## MATERIAL SUPPLIED
● ● ●

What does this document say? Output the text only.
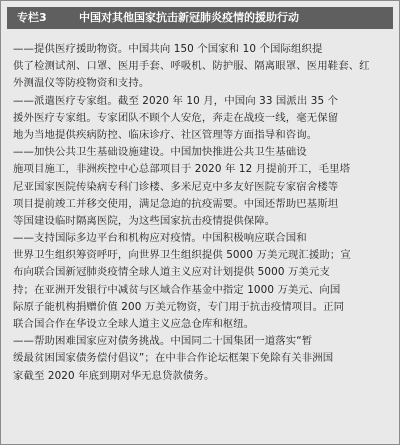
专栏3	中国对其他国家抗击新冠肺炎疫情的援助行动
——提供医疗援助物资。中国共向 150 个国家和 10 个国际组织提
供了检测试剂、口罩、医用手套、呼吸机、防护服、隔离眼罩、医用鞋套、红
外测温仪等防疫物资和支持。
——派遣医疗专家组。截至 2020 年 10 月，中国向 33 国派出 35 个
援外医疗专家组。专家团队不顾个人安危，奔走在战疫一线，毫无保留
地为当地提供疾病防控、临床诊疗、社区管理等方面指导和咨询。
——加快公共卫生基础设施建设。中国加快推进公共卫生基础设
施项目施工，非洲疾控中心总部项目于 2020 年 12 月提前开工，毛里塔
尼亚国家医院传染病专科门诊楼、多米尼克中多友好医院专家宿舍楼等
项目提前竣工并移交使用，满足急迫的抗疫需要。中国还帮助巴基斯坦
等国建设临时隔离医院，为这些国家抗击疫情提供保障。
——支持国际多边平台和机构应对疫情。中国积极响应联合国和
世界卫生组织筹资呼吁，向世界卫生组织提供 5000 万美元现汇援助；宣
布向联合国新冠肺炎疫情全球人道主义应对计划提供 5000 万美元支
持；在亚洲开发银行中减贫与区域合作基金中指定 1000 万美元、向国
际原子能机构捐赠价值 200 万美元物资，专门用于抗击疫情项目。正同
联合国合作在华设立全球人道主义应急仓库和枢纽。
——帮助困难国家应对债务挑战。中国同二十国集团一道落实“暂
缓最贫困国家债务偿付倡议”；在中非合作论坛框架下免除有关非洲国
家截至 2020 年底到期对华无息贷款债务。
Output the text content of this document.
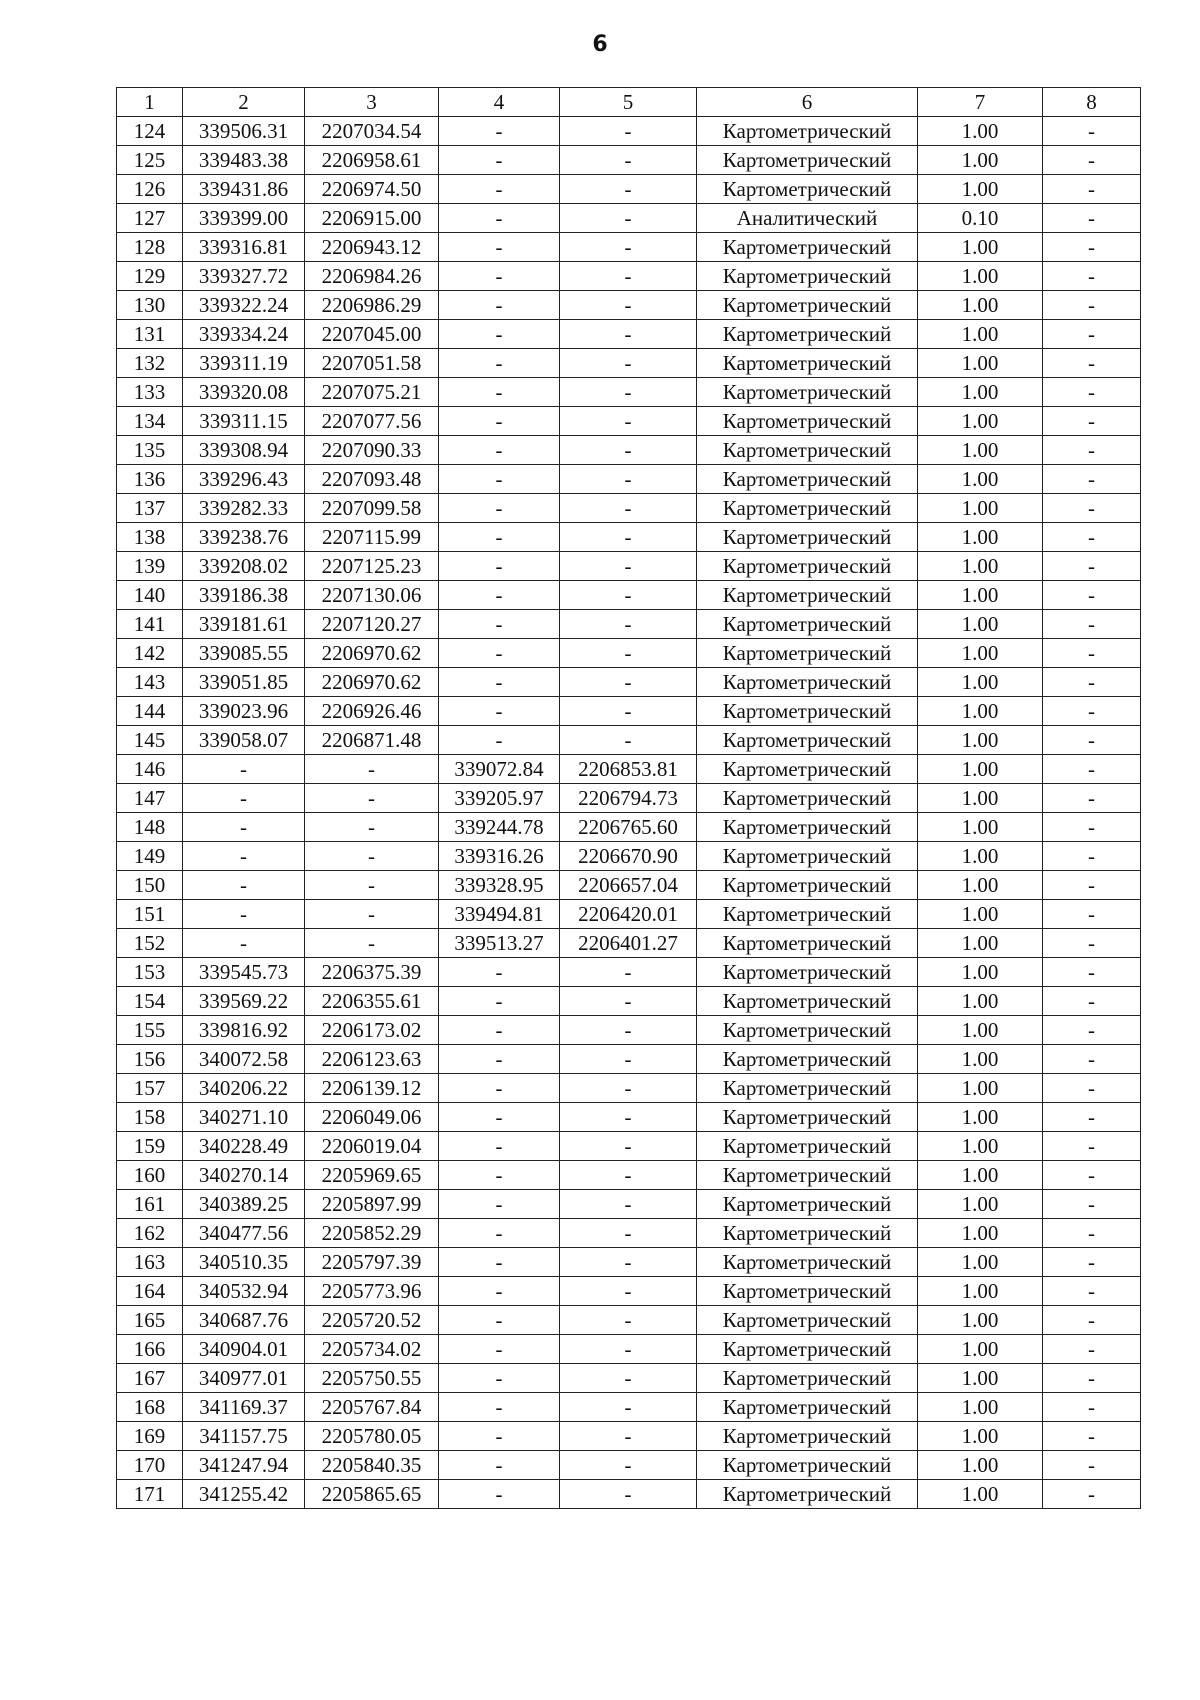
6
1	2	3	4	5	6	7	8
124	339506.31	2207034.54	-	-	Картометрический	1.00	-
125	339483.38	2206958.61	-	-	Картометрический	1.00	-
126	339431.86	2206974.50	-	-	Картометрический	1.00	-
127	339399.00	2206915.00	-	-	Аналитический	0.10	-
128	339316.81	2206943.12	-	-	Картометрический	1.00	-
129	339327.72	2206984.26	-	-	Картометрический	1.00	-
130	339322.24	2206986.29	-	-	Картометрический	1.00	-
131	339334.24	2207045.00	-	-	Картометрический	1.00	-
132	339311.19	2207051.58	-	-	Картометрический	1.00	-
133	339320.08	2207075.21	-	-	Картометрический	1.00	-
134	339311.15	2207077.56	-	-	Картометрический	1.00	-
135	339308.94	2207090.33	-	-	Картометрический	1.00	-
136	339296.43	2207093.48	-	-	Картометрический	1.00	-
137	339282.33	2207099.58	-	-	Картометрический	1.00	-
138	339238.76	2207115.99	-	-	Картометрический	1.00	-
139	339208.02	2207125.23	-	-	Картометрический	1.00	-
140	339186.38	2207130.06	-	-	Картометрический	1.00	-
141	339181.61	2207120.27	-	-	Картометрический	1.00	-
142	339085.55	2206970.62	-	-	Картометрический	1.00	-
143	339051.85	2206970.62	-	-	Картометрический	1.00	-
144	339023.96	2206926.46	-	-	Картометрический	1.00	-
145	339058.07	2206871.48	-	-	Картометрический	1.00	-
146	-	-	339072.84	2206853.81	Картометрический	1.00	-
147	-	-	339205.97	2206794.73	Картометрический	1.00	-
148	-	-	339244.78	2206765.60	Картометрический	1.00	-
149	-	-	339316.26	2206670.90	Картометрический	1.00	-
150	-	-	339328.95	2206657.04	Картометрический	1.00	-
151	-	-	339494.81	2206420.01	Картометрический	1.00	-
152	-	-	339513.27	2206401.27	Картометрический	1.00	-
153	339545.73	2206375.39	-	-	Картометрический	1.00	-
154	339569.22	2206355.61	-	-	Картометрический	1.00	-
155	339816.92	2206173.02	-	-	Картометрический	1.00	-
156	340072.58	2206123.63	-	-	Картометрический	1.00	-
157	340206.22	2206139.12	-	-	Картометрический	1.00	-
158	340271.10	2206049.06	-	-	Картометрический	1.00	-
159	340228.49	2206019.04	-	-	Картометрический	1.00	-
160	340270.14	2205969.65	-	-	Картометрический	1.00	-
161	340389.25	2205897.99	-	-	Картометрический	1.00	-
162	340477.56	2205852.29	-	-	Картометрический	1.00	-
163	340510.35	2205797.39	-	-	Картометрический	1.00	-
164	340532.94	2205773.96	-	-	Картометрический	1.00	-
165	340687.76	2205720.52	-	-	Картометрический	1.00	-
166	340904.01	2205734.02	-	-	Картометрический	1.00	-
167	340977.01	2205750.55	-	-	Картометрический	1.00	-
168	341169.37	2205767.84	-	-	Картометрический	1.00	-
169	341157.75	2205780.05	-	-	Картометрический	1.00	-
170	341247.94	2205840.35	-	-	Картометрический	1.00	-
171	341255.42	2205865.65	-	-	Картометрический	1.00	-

● ● ●

## AIM
Every line that holds the word "document" should be extracted.

## TASK RESULT
What does this document say? Output the text only.
Output the text content of this document.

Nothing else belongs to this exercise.